- **SET TASK**: Quote the listing in full, exactly as given, minus any pictures.

- **DATASET ENTRIES**:

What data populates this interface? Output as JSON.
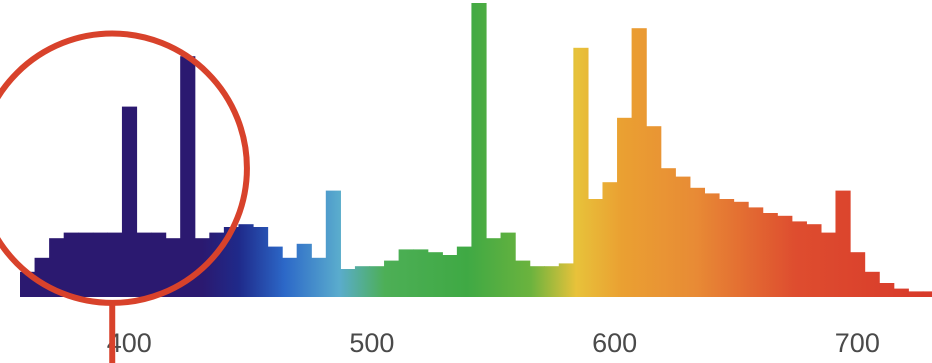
{
  "chart_data": {
    "type": "bar",
    "title": "",
    "xlabel": "",
    "ylabel": "",
    "x_ticks": [
      "400",
      "500",
      "600",
      "700"
    ],
    "xlim": [
      355,
      750
    ],
    "ylim": [
      0,
      100
    ],
    "bar_width_nm": 6,
    "x": [
      358,
      364,
      370,
      376,
      382,
      388,
      394,
      400,
      406,
      412,
      418,
      424,
      430,
      436,
      442,
      448,
      454,
      460,
      466,
      472,
      478,
      484,
      490,
      496,
      502,
      508,
      514,
      520,
      526,
      532,
      538,
      544,
      550,
      556,
      562,
      568,
      574,
      580,
      586,
      592,
      598,
      604,
      610,
      616,
      622,
      628,
      634,
      640,
      646,
      652,
      658,
      664,
      670,
      676,
      682,
      688,
      694,
      700,
      706,
      712,
      718,
      724,
      730,
      736,
      742,
      748
    ],
    "values": [
      9,
      14,
      21,
      23,
      23,
      23,
      23,
      68,
      23,
      23,
      21,
      86,
      21,
      23,
      25,
      26,
      25,
      18,
      14,
      19,
      14,
      38,
      10,
      11,
      11,
      13,
      17,
      17,
      16,
      15,
      18,
      105,
      21,
      23,
      13,
      11,
      11,
      12,
      89,
      35,
      41,
      64,
      96,
      61,
      46,
      43,
      39,
      37,
      35,
      34,
      32,
      30,
      29,
      27,
      26,
      23,
      38,
      16,
      9,
      5,
      3,
      2,
      2,
      2,
      2,
      2
    ],
    "grid": false,
    "legend": "none",
    "annotations": [
      {
        "shape": "circle",
        "center": [
          393,
          46
        ],
        "radius_nm": 37,
        "color": "#d8422b"
      }
    ]
  }
}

- **EXERCISE ANSWER**:
What data populates this interface? Output as JSON.
{
  "chart_data": {
    "type": "bar",
    "title": "",
    "xlabel": "",
    "ylabel": "",
    "x_ticks": [
      "400",
      "500",
      "600",
      "700"
    ],
    "xlim": [
      355,
      750
    ],
    "ylim": [
      0,
      100
    ],
    "bar_width_nm": 6,
    "x": [
      358,
      364,
      370,
      376,
      382,
      388,
      394,
      400,
      406,
      412,
      418,
      424,
      430,
      436,
      442,
      448,
      454,
      460,
      466,
      472,
      478,
      484,
      490,
      496,
      502,
      508,
      514,
      520,
      526,
      532,
      538,
      544,
      550,
      556,
      562,
      568,
      574,
      580,
      586,
      592,
      598,
      604,
      610,
      616,
      622,
      628,
      634,
      640,
      646,
      652,
      658,
      664,
      670,
      676,
      682,
      688,
      694,
      700,
      706,
      712,
      718,
      724,
      730,
      736,
      742,
      748
    ],
    "values": [
      9,
      14,
      21,
      23,
      23,
      23,
      23,
      68,
      23,
      23,
      21,
      86,
      21,
      23,
      25,
      26,
      25,
      18,
      14,
      19,
      14,
      38,
      10,
      11,
      11,
      13,
      17,
      17,
      16,
      15,
      18,
      105,
      21,
      23,
      13,
      11,
      11,
      12,
      89,
      35,
      41,
      64,
      96,
      61,
      46,
      43,
      39,
      37,
      35,
      34,
      32,
      30,
      29,
      27,
      26,
      23,
      38,
      16,
      9,
      5,
      3,
      2,
      2,
      2,
      2,
      2
    ],
    "grid": false,
    "legend": "none",
    "annotations": [
      {
        "shape": "circle",
        "center": [
          393,
          46
        ],
        "radius_nm": 37,
        "color": "#d8422b"
      }
    ]
  }
}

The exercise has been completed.